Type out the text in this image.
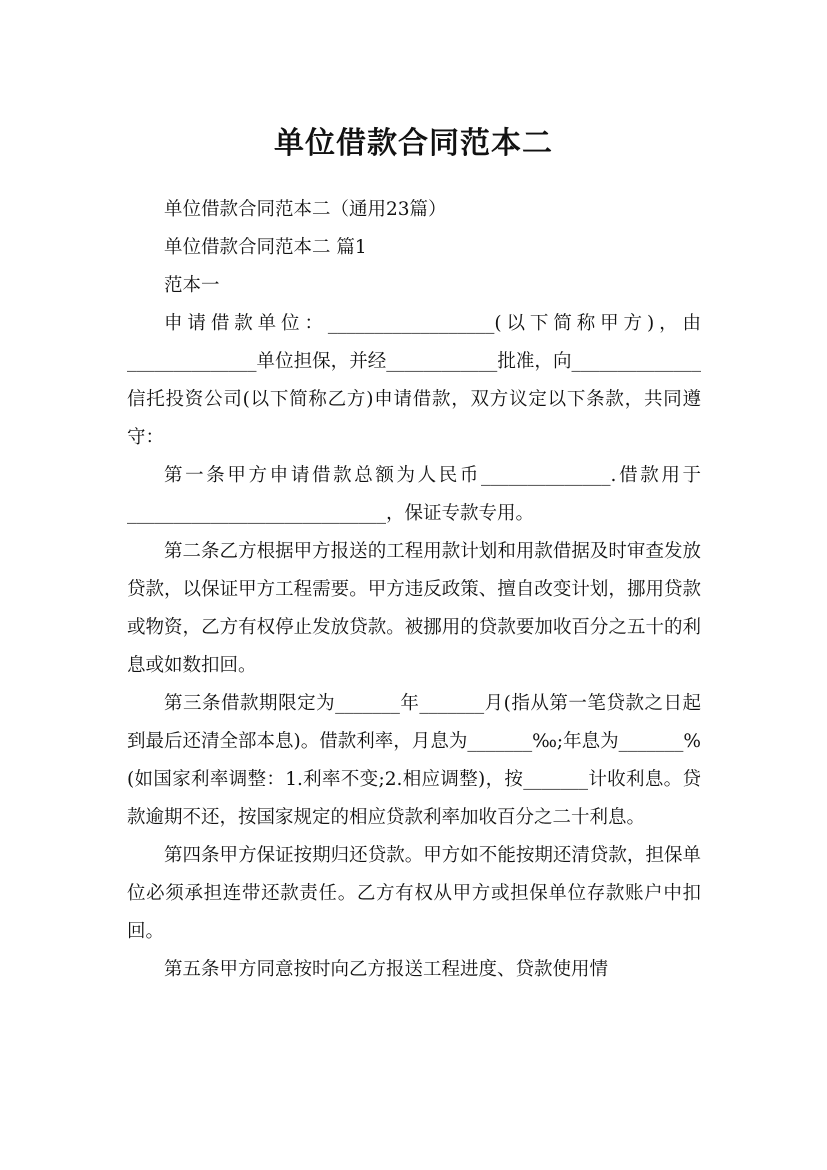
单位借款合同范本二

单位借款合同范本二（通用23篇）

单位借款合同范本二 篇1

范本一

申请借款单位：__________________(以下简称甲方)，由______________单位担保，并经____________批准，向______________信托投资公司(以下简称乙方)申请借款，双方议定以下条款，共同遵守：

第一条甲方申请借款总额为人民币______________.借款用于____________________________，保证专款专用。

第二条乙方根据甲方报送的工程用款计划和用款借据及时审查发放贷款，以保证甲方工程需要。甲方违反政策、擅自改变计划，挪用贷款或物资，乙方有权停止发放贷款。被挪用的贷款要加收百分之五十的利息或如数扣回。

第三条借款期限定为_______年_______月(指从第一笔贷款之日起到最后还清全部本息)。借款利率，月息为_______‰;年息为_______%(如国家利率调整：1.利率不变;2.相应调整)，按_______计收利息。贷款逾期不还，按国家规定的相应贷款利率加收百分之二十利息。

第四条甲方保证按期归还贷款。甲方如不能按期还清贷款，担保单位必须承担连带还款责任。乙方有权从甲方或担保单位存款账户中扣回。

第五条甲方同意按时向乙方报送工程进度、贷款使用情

+===+

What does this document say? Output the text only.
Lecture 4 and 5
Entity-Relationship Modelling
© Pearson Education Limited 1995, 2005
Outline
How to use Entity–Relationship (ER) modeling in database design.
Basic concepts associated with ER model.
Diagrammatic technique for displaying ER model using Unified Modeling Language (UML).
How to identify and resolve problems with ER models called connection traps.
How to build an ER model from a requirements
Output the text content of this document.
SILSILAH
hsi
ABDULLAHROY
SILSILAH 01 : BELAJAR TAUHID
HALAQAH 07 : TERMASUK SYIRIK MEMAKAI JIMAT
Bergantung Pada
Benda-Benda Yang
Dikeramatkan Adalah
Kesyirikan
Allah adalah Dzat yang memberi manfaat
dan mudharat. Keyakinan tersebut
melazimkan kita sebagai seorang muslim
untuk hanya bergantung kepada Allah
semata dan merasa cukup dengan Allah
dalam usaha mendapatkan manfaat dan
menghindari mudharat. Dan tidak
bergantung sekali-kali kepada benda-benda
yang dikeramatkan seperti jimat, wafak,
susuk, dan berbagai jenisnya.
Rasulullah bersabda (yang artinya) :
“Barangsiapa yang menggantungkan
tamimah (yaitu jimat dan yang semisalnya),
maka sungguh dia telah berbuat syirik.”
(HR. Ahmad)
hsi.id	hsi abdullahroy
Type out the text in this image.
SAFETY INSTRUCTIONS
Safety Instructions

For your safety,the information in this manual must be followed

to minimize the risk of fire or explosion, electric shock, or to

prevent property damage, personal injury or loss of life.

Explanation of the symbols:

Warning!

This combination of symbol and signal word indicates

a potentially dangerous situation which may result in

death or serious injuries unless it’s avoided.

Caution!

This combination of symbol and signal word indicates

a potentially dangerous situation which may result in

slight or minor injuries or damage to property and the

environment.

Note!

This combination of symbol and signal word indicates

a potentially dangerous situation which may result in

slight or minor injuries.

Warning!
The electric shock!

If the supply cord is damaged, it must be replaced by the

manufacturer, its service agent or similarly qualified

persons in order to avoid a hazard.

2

+===+

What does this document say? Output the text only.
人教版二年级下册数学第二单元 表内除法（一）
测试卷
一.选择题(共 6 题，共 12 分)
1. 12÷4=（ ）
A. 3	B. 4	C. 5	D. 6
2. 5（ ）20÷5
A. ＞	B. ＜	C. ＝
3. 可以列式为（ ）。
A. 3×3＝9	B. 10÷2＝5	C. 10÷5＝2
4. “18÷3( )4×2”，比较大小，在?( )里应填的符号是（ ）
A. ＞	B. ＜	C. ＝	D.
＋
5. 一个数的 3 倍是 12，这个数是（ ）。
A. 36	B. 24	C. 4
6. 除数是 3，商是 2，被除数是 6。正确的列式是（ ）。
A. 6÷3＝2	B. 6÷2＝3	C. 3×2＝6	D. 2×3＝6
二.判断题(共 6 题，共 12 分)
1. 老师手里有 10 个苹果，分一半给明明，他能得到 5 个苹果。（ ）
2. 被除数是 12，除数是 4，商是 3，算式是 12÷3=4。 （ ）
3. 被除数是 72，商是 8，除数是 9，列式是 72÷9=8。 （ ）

+===+

> **Brief**
Pull out every line above that holds the word "with".

> **Response**
Basic concepts associated with ER model.
How to identify and resolve problems with ER models called connection traps.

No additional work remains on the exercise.